- _STATED PROBLEM_:
Check each line of the entries below for the string "tempo" and state how many lines have it, with no other text.

-- begin EXTRACTED ENTRIES --

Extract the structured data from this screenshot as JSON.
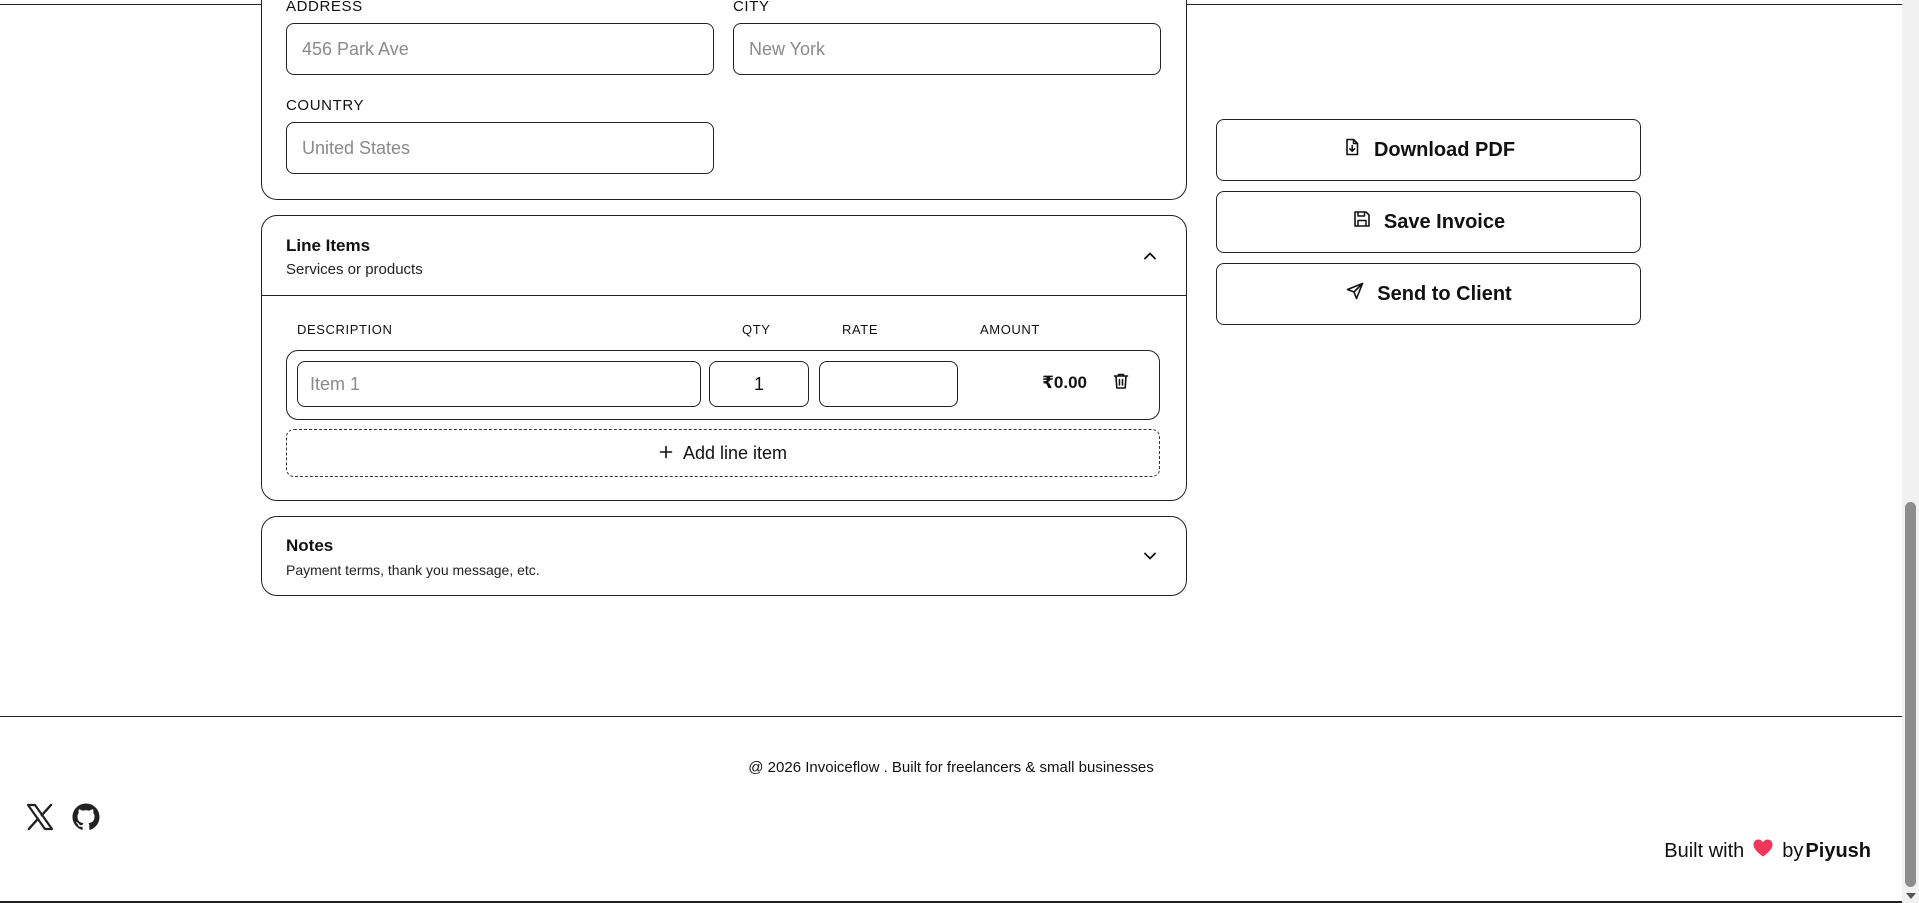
{
  "address_section": {
    "address_label": "ADDRESS",
    "address_placeholder": "456 Park Ave",
    "city_label": "CITY",
    "city_placeholder": "New York",
    "country_label": "COUNTRY",
    "country_placeholder": "United States"
  },
  "line_items": {
    "title": "Line Items",
    "subtitle": "Services or products",
    "columns": {
      "description": "DESCRIPTION",
      "qty": "QTY",
      "rate": "RATE",
      "amount": "AMOUNT"
    },
    "rows": [
      {
        "description_placeholder": "Item 1",
        "qty": "1",
        "rate": "",
        "amount": "₹0.00"
      }
    ],
    "add_label": "Add line item"
  },
  "notes": {
    "title": "Notes",
    "subtitle": "Payment terms, thank you message, etc."
  },
  "actions": {
    "download": "Download PDF",
    "save": "Save Invoice",
    "send": "Send to Client"
  },
  "footer": {
    "copyright": "@ 2026 Invoiceflow . Built for freelancers & small businesses",
    "built_with": "Built with",
    "by": "by",
    "author": "Piyush",
    "heart_color": "#f0365b"
  },
  "icons": {
    "social": [
      "x-icon",
      "github-icon"
    ]
  }
}
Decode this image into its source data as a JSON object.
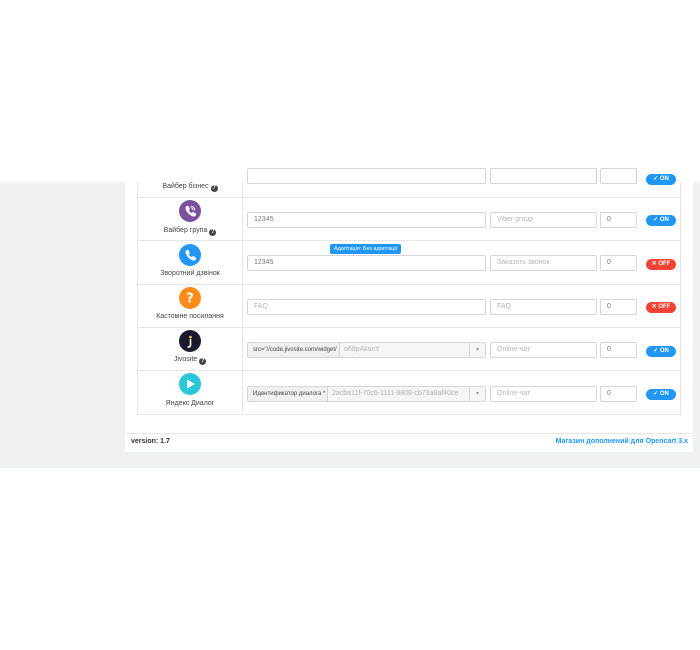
{
  "colors": {
    "on": "#2196f3",
    "off": "#f44336",
    "link": "#2196f3"
  },
  "rows": [
    {
      "label": "Вайбер бізнес",
      "has_help": true,
      "toggle": "ON",
      "icon": "viber-icon",
      "partial": true
    },
    {
      "label": "Вайбер група",
      "has_help": true,
      "icon": "viber-icon",
      "value": "12345",
      "title_placeholder": "Viber group",
      "sort": "0",
      "toggle": "ON"
    },
    {
      "label": "Зворотний дзвінок",
      "has_help": false,
      "icon": "phone-icon",
      "value": "12345",
      "title_placeholder": "Заказать звонок",
      "sort": "0",
      "toggle": "OFF",
      "tooltip": "Адаптація: Без адаптації"
    },
    {
      "label": "Кастомне посилання",
      "has_help": false,
      "icon": "question-icon",
      "value_placeholder": "FAQ",
      "title_placeholder": "FAQ",
      "sort": "0",
      "toggle": "OFF"
    },
    {
      "label": "Jivosite",
      "has_help": true,
      "icon": "jivosite-icon",
      "addon": "src=\"//code.jivosite.com/widget/",
      "value": "o69pAksnY",
      "title_placeholder": "Online-чат",
      "sort": "0",
      "toggle": "ON"
    },
    {
      "label": "Яндекс Диалог",
      "has_help": false,
      "icon": "yandex-dialog-icon",
      "addon": "Идентификатор диалога *",
      "value": "2acba11f-70c6-1111-8808-cb73a8af40ce",
      "title_placeholder": "Online-чат",
      "sort": "0",
      "toggle": "ON"
    }
  ],
  "footer": {
    "version": "version: 1.7",
    "store_link": "Магазин дополнений для Opencart 3.x"
  }
}
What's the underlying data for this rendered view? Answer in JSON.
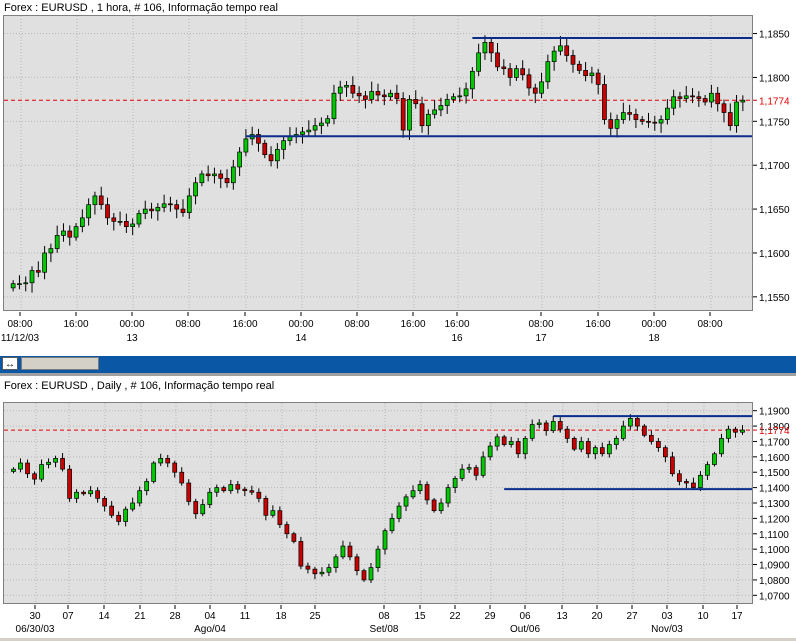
{
  "colors": {
    "bull": "#00c800",
    "bear": "#c80000",
    "band": "#0a2d8c",
    "current": "#e00000",
    "grid": "#b8b8b8"
  },
  "hourly": {
    "title": "Forex : EURUSD , 1 hora, # 106, Informação tempo real",
    "current_label": "1,1774",
    "y_ticks": [
      "1,1850",
      "1,1800",
      "1,1750",
      "1,1700",
      "1,1650",
      "1,1600",
      "1,1550"
    ],
    "x_ticks": [
      {
        "time": "08:00",
        "date": "11/12/03"
      },
      {
        "time": "16:00",
        "date": ""
      },
      {
        "time": "00:00",
        "date": "13"
      },
      {
        "time": "08:00",
        "date": ""
      },
      {
        "time": "16:00",
        "date": ""
      },
      {
        "time": "00:00",
        "date": "14"
      },
      {
        "time": "08:00",
        "date": ""
      },
      {
        "time": "16:00",
        "date": ""
      },
      {
        "time": "16:00",
        "date": "16"
      },
      {
        "time": "08:00",
        "date": "17"
      },
      {
        "time": "16:00",
        "date": ""
      },
      {
        "time": "00:00",
        "date": "18"
      },
      {
        "time": "08:00",
        "date": ""
      }
    ]
  },
  "daily": {
    "title": "Forex : EURUSD , Daily , # 106, Informação tempo real",
    "current_label": "1,1774",
    "y_ticks": [
      "1,1900",
      "1,1800",
      "1,1700",
      "1,1600",
      "1,1500",
      "1,1400",
      "1,1300",
      "1,1200",
      "1,1100",
      "1,1000",
      "1,0900",
      "1,0800",
      "1,0700"
    ],
    "x_ticks": [
      {
        "day": "30",
        "month": "06/30/03"
      },
      {
        "day": "07",
        "month": ""
      },
      {
        "day": "14",
        "month": ""
      },
      {
        "day": "21",
        "month": ""
      },
      {
        "day": "28",
        "month": ""
      },
      {
        "day": "04",
        "month": "Ago/04"
      },
      {
        "day": "11",
        "month": ""
      },
      {
        "day": "18",
        "month": ""
      },
      {
        "day": "25",
        "month": ""
      },
      {
        "day": "08",
        "month": "Set/08"
      },
      {
        "day": "15",
        "month": ""
      },
      {
        "day": "22",
        "month": ""
      },
      {
        "day": "29",
        "month": ""
      },
      {
        "day": "06",
        "month": "Out/06"
      },
      {
        "day": "13",
        "month": ""
      },
      {
        "day": "20",
        "month": ""
      },
      {
        "day": "27",
        "month": ""
      },
      {
        "day": "03",
        "month": "Nov/03"
      },
      {
        "day": "10",
        "month": ""
      },
      {
        "day": "17",
        "month": ""
      }
    ]
  },
  "chart_data": [
    {
      "type": "candlestick",
      "title": "Forex : EURUSD , 1 hora, # 106, Informação tempo real",
      "ylim": [
        1.1535,
        1.187
      ],
      "current_price": 1.1774,
      "grid": true,
      "support_resistance": [
        {
          "level": 1.1845,
          "from_candle": 73,
          "to_candle": 125
        },
        {
          "level": 1.1733,
          "from_candle": 37,
          "to_candle": 125
        }
      ],
      "closes": [
        1.1565,
        1.1565,
        1.1566,
        1.158,
        1.1578,
        1.16,
        1.1605,
        1.162,
        1.1625,
        1.1618,
        1.163,
        1.164,
        1.1655,
        1.1665,
        1.1655,
        1.164,
        1.1636,
        1.1636,
        1.163,
        1.1633,
        1.1645,
        1.165,
        1.1648,
        1.1652,
        1.1656,
        1.1655,
        1.165,
        1.1646,
        1.1665,
        1.168,
        1.169,
        1.1688,
        1.169,
        1.1685,
        1.168,
        1.1698,
        1.1715,
        1.173,
        1.1735,
        1.1725,
        1.1712,
        1.1705,
        1.1718,
        1.1728,
        1.1733,
        1.1735,
        1.1738,
        1.174,
        1.1745,
        1.1748,
        1.1753,
        1.1782,
        1.1789,
        1.1791,
        1.1782,
        1.1779,
        1.1775,
        1.1784,
        1.178,
        1.1778,
        1.1782,
        1.1776,
        1.174,
        1.1775,
        1.177,
        1.1745,
        1.1758,
        1.1763,
        1.1768,
        1.1775,
        1.1778,
        1.1779,
        1.1787,
        1.1807,
        1.1828,
        1.184,
        1.1828,
        1.1812,
        1.181,
        1.18,
        1.181,
        1.1803,
        1.1788,
        1.1782,
        1.1795,
        1.1818,
        1.183,
        1.1836,
        1.1825,
        1.1815,
        1.1808,
        1.1802,
        1.1805,
        1.1792,
        1.1752,
        1.1742,
        1.1752,
        1.176,
        1.1758,
        1.1752,
        1.175,
        1.1749,
        1.1748,
        1.1752,
        1.1765,
        1.1778,
        1.1776,
        1.1779,
        1.1778,
        1.1776,
        1.1772,
        1.1782,
        1.177,
        1.176,
        1.1745,
        1.1772,
        1.1774
      ],
      "tokens": "candles are drawn from closes with open = previous close"
    },
    {
      "type": "candlestick",
      "title": "Forex : EURUSD , Daily , # 106, Informação tempo real",
      "ylim": [
        1.065,
        1.195
      ],
      "current_price": 1.1774,
      "grid": true,
      "support_resistance": [
        {
          "level": 1.1865,
          "from_candle": 77,
          "to_candle": 105
        },
        {
          "level": 1.139,
          "from_candle": 70,
          "to_candle": 105
        }
      ],
      "closes": [
        1.152,
        1.156,
        1.149,
        1.1455,
        1.155,
        1.1565,
        1.159,
        1.152,
        1.133,
        1.137,
        1.136,
        1.138,
        1.133,
        1.128,
        1.122,
        1.118,
        1.126,
        1.13,
        1.138,
        1.144,
        1.156,
        1.159,
        1.156,
        1.15,
        1.143,
        1.131,
        1.123,
        1.129,
        1.137,
        1.14,
        1.138,
        1.142,
        1.139,
        1.138,
        1.137,
        1.133,
        1.122,
        1.125,
        1.116,
        1.11,
        1.105,
        1.089,
        1.087,
        1.084,
        1.085,
        1.088,
        1.095,
        1.102,
        1.095,
        1.086,
        1.08,
        1.088,
        1.1,
        1.112,
        1.12,
        1.128,
        1.134,
        1.138,
        1.142,
        1.132,
        1.125,
        1.13,
        1.14,
        1.146,
        1.152,
        1.153,
        1.148,
        1.16,
        1.167,
        1.173,
        1.168,
        1.17,
        1.162,
        1.172,
        1.181,
        1.182,
        1.177,
        1.183,
        1.178,
        1.172,
        1.165,
        1.17,
        1.162,
        1.166,
        1.162,
        1.168,
        1.172,
        1.18,
        1.185,
        1.18,
        1.174,
        1.17,
        1.166,
        1.16,
        1.149,
        1.144,
        1.143,
        1.14,
        1.148,
        1.155,
        1.162,
        1.172,
        1.178,
        1.176,
        1.1774
      ]
    }
  ]
}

-- end EXTRACTED ENTRIES --

- _CORRECT ANSWER_:
4